● **GIVEN INFORMATION**

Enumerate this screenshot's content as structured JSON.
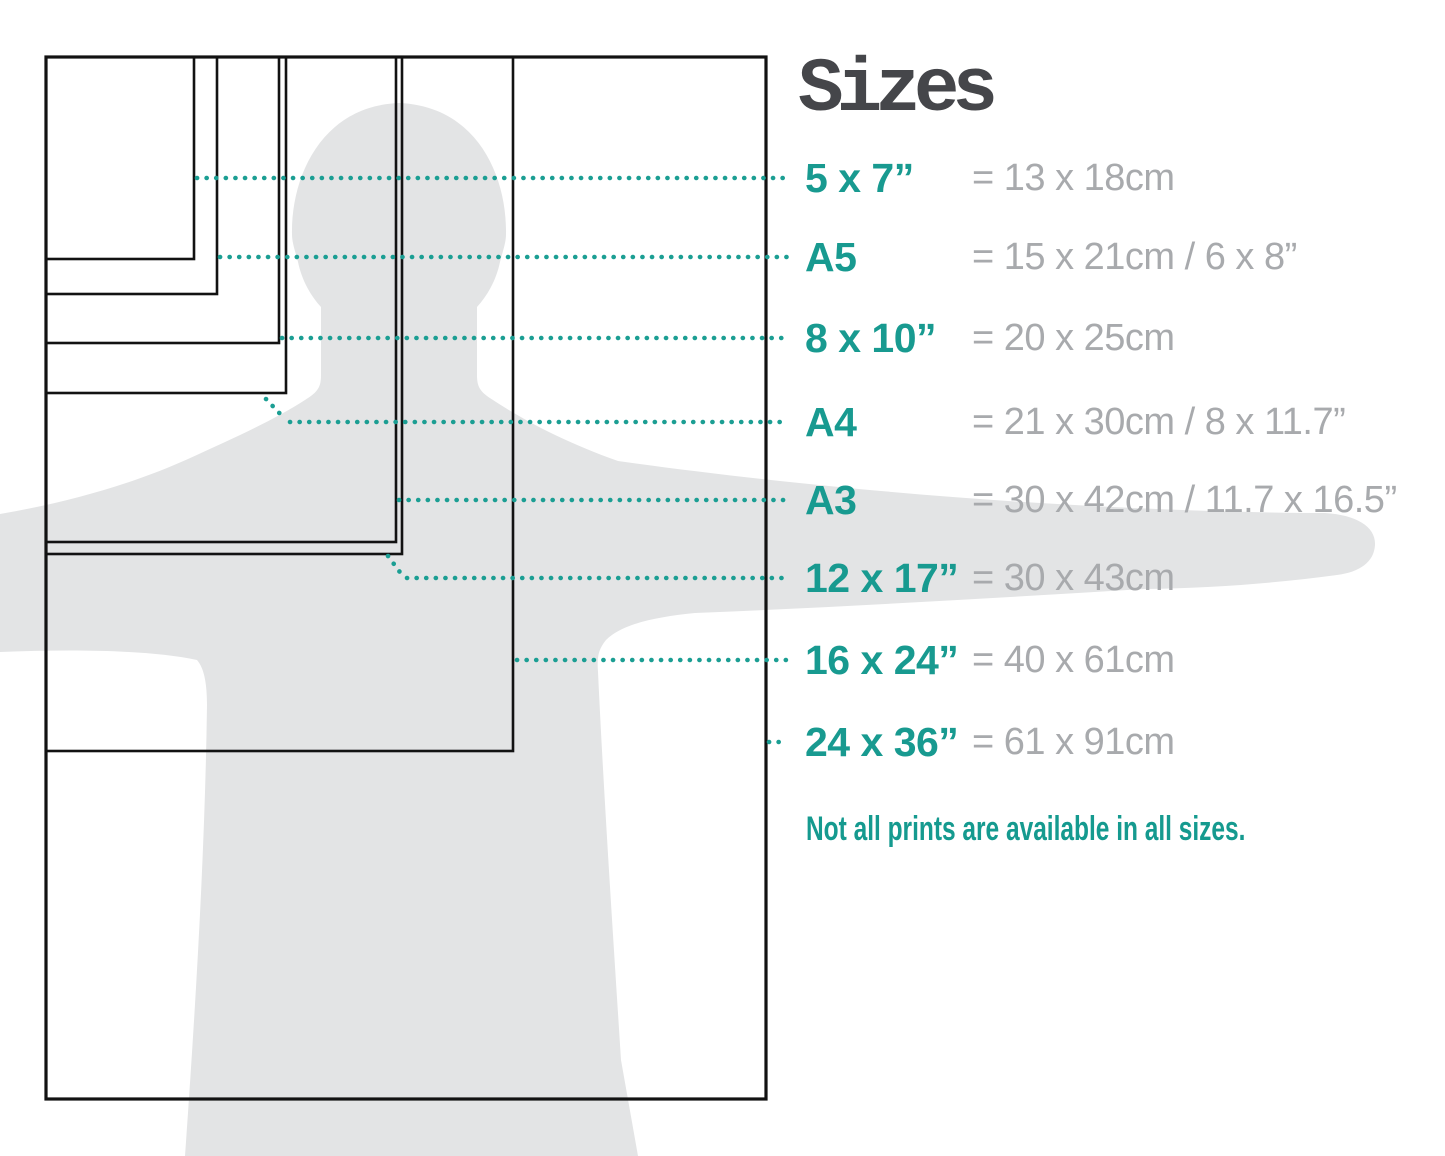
{
  "title": "Sizes",
  "rows": [
    {
      "label": "5 x 7”",
      "value": "= 13 x 18cm"
    },
    {
      "label": "A5",
      "value": "= 15 x 21cm / 6 x 8”"
    },
    {
      "label": "8 x 10”",
      "value": "= 20 x 25cm"
    },
    {
      "label": "A4",
      "value": "= 21 x 30cm / 8 x 11.7”"
    },
    {
      "label": "A3",
      "value": "= 30 x 42cm / 11.7 x 16.5”"
    },
    {
      "label": "12 x 17”",
      "value": "= 30 x 43cm"
    },
    {
      "label": "16 x 24”",
      "value": "= 40 x 61cm"
    },
    {
      "label": "24 x 36”",
      "value": "= 61 x 91cm"
    }
  ],
  "footnote": "Not all prints are available in all sizes.",
  "colors": {
    "accent_teal": "#189a90",
    "dot_teal": "#1b9e93",
    "value_gray": "#a8aaad",
    "title_gray": "#45464a",
    "silhouette_gray": "#e3e4e5",
    "outline_black": "#121212"
  }
}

● **TASK DETAILS**
Your answer should be a single number: the count of lines in the material above that contain "label".

● **COMPLETE ANSWER**
8